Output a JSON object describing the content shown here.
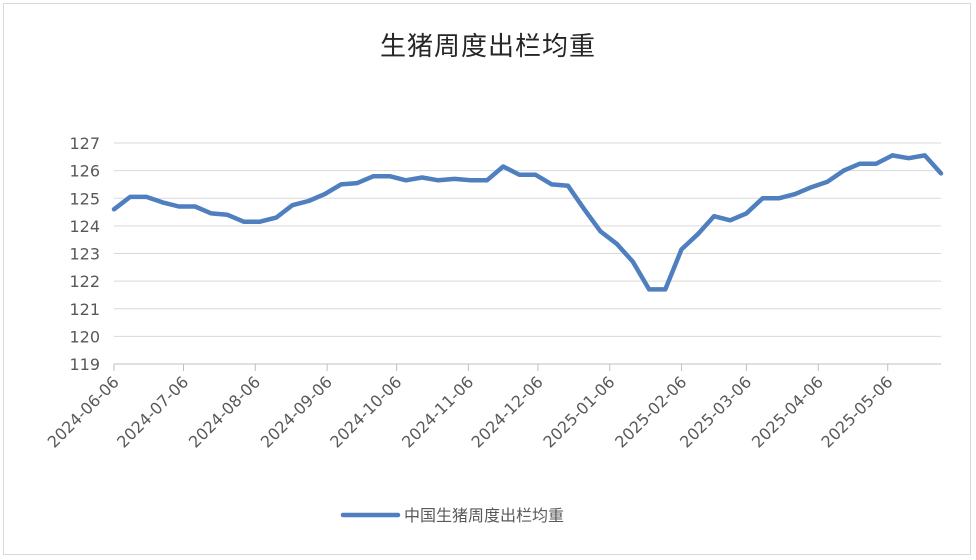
{
  "chart_data": {
    "type": "line",
    "title": "生猪周度出栏均重",
    "xlabel": "",
    "ylabel": "",
    "ylim": [
      119,
      127
    ],
    "yticks": [
      119,
      120,
      121,
      122,
      123,
      124,
      125,
      126,
      127
    ],
    "xtick_labels": [
      "2024-06-06",
      "2024-07-06",
      "2024-08-06",
      "2024-09-06",
      "2024-10-06",
      "2024-11-06",
      "2024-12-06",
      "2025-01-06",
      "2025-02-06",
      "2025-03-06",
      "2025-04-06",
      "2025-05-06"
    ],
    "grid": true,
    "legend_position": "bottom",
    "series": [
      {
        "name": "中国生猪周度出栏均重",
        "color": "#4f7fbf",
        "x": [
          "2024-06-06",
          "2024-06-13",
          "2024-06-20",
          "2024-06-27",
          "2024-07-04",
          "2024-07-11",
          "2024-07-18",
          "2024-07-25",
          "2024-08-01",
          "2024-08-08",
          "2024-08-15",
          "2024-08-22",
          "2024-08-29",
          "2024-09-05",
          "2024-09-12",
          "2024-09-19",
          "2024-09-26",
          "2024-10-03",
          "2024-10-10",
          "2024-10-17",
          "2024-10-24",
          "2024-10-31",
          "2024-11-07",
          "2024-11-14",
          "2024-11-21",
          "2024-11-28",
          "2024-12-05",
          "2024-12-12",
          "2024-12-19",
          "2024-12-26",
          "2025-01-02",
          "2025-01-09",
          "2025-01-16",
          "2025-01-23",
          "2025-01-30",
          "2025-02-06",
          "2025-02-13",
          "2025-02-20",
          "2025-02-27",
          "2025-03-06",
          "2025-03-13",
          "2025-03-20",
          "2025-03-27",
          "2025-04-03",
          "2025-04-10",
          "2025-04-17",
          "2025-04-24",
          "2025-05-01",
          "2025-05-08",
          "2025-05-15",
          "2025-05-22",
          "2025-05-29"
        ],
        "values": [
          124.6,
          125.05,
          125.05,
          124.85,
          124.7,
          124.7,
          124.45,
          124.4,
          124.15,
          124.15,
          124.3,
          124.75,
          124.9,
          125.15,
          125.5,
          125.55,
          125.8,
          125.8,
          125.65,
          125.75,
          125.65,
          125.7,
          125.65,
          125.65,
          126.15,
          125.85,
          125.85,
          125.5,
          125.45,
          124.6,
          123.8,
          123.35,
          122.7,
          121.7,
          121.7,
          123.15,
          123.7,
          124.35,
          124.2,
          124.45,
          125.0,
          125.0,
          125.15,
          125.4,
          125.6,
          126.0,
          126.25,
          126.25,
          126.55,
          126.45,
          126.55,
          125.9
        ]
      }
    ]
  }
}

■ **STATED GOAL**
Every record above should be written out again exactly; the pictures stay out of the copy.

■ **OUTPUT FOR THIS TASK**
Output a JSON object describing the content shown here.
{
  "chart_data": {
    "type": "line",
    "title": "生猪周度出栏均重",
    "xlabel": "",
    "ylabel": "",
    "ylim": [
      119,
      127
    ],
    "yticks": [
      119,
      120,
      121,
      122,
      123,
      124,
      125,
      126,
      127
    ],
    "xtick_labels": [
      "2024-06-06",
      "2024-07-06",
      "2024-08-06",
      "2024-09-06",
      "2024-10-06",
      "2024-11-06",
      "2024-12-06",
      "2025-01-06",
      "2025-02-06",
      "2025-03-06",
      "2025-04-06",
      "2025-05-06"
    ],
    "grid": true,
    "legend_position": "bottom",
    "series": [
      {
        "name": "中国生猪周度出栏均重",
        "color": "#4f7fbf",
        "x": [
          "2024-06-06",
          "2024-06-13",
          "2024-06-20",
          "2024-06-27",
          "2024-07-04",
          "2024-07-11",
          "2024-07-18",
          "2024-07-25",
          "2024-08-01",
          "2024-08-08",
          "2024-08-15",
          "2024-08-22",
          "2024-08-29",
          "2024-09-05",
          "2024-09-12",
          "2024-09-19",
          "2024-09-26",
          "2024-10-03",
          "2024-10-10",
          "2024-10-17",
          "2024-10-24",
          "2024-10-31",
          "2024-11-07",
          "2024-11-14",
          "2024-11-21",
          "2024-11-28",
          "2024-12-05",
          "2024-12-12",
          "2024-12-19",
          "2024-12-26",
          "2025-01-02",
          "2025-01-09",
          "2025-01-16",
          "2025-01-23",
          "2025-01-30",
          "2025-02-06",
          "2025-02-13",
          "2025-02-20",
          "2025-02-27",
          "2025-03-06",
          "2025-03-13",
          "2025-03-20",
          "2025-03-27",
          "2025-04-03",
          "2025-04-10",
          "2025-04-17",
          "2025-04-24",
          "2025-05-01",
          "2025-05-08",
          "2025-05-15",
          "2025-05-22",
          "2025-05-29"
        ],
        "values": [
          124.6,
          125.05,
          125.05,
          124.85,
          124.7,
          124.7,
          124.45,
          124.4,
          124.15,
          124.15,
          124.3,
          124.75,
          124.9,
          125.15,
          125.5,
          125.55,
          125.8,
          125.8,
          125.65,
          125.75,
          125.65,
          125.7,
          125.65,
          125.65,
          126.15,
          125.85,
          125.85,
          125.5,
          125.45,
          124.6,
          123.8,
          123.35,
          122.7,
          121.7,
          121.7,
          123.15,
          123.7,
          124.35,
          124.2,
          124.45,
          125.0,
          125.0,
          125.15,
          125.4,
          125.6,
          126.0,
          126.25,
          126.25,
          126.55,
          126.45,
          126.55,
          125.9
        ]
      }
    ]
  }
}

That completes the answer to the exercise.